**PROBLEM DETAILS**.
Continue the email reply about pg_amcheck skipping indexes given with the -i option, starting after its last sentence.

**TEXT BLOCK**.
On Mon, Oct 4, 2021 at 4:28 PM Mark Dilger <mark.dil...@enterprisedb.com> wrote:
> I am concerned about giving the user the false impression that an index (or 
> table) was checked when it was not.  I don't see the logic in
>
>   pg_amcheck -i idx1 -i idx2 -i idx3
>
> skipping all three indexes and then reporting success.

This is the first time that anybody mentioned the -i option on the
thread. I read your previous remarks as making a very broad statement,
about every single issue.

Anyway, the issue with -i doesn't seem like it changes that much. Why
not just behave as if there is no such "visible" index? That's the
same condition, for all practical purposes. If that approach doesn't
seem good enough, then the error message can be refined to make the
user aware of the specific issue.

**DATASET CONTENT**.

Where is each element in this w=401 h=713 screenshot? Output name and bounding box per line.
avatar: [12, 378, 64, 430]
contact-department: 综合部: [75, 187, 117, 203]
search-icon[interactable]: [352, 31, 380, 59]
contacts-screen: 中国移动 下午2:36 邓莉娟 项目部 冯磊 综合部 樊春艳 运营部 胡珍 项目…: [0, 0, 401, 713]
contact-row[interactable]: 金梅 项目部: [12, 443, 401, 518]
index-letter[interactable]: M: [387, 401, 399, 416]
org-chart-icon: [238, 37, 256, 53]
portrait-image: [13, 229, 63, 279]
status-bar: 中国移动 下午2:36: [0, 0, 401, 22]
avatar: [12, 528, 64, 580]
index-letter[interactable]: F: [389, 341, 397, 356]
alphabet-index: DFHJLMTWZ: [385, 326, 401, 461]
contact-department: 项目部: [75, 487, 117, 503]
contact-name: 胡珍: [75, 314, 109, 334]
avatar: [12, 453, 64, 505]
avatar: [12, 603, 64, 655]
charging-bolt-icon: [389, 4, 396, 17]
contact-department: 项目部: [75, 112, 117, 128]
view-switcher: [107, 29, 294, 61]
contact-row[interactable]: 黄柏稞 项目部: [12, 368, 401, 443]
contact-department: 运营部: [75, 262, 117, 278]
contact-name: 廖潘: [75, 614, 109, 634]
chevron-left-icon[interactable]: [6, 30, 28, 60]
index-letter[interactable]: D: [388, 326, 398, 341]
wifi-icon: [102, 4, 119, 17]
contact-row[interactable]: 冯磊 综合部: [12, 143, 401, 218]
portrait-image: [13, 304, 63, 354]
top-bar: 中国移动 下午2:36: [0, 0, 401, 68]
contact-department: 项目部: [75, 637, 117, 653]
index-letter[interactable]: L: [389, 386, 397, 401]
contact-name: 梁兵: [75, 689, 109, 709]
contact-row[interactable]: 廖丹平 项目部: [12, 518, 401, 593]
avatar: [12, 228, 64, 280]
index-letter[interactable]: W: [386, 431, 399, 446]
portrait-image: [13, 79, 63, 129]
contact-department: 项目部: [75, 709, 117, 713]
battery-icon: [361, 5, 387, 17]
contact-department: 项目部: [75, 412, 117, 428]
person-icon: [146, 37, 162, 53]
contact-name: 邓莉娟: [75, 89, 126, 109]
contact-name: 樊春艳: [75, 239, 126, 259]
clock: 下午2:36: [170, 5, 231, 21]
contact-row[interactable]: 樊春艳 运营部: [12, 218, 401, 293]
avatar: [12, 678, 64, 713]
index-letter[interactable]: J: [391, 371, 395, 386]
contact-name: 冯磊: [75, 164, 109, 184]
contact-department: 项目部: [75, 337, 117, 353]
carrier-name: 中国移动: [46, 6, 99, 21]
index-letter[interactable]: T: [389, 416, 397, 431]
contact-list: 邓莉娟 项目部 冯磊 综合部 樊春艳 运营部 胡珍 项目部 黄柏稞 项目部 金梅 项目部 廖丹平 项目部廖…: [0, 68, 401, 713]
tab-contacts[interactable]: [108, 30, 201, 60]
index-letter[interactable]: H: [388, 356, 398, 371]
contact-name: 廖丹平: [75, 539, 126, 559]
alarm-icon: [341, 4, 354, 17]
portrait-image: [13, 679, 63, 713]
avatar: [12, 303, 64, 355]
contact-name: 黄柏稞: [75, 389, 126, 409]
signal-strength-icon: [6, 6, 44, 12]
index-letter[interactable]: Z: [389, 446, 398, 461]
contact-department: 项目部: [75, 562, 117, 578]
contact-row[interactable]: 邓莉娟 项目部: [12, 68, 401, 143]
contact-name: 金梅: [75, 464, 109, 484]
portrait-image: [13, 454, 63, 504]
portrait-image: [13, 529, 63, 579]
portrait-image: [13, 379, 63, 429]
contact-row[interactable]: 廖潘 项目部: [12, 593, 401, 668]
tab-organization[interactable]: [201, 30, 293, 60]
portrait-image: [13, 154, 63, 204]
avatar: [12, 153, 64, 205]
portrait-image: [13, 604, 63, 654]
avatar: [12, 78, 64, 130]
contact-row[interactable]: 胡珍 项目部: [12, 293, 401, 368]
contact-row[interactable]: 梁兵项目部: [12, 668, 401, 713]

**REPLY TO THE TASK**.
> What if the user launches the pg_amcheck command precisely because they see 
> error messages in the logs during a long running reindex command, and are 
> curious if the index so generated is corrupt.

I'm guessing that you meant REINDEX CONCURRENTLY.

Since you're talking about the case where it has an error, the whole
index build must have failed. So the user would get exactly what
they'd expect -- verification of the original index, without any
hindrance from the new/failed index.

(Thinks for a moment...)

Actually, I think that we'd only verify the original index, even
before the error with CONCURRENTLY (though I've not checked that point
myself).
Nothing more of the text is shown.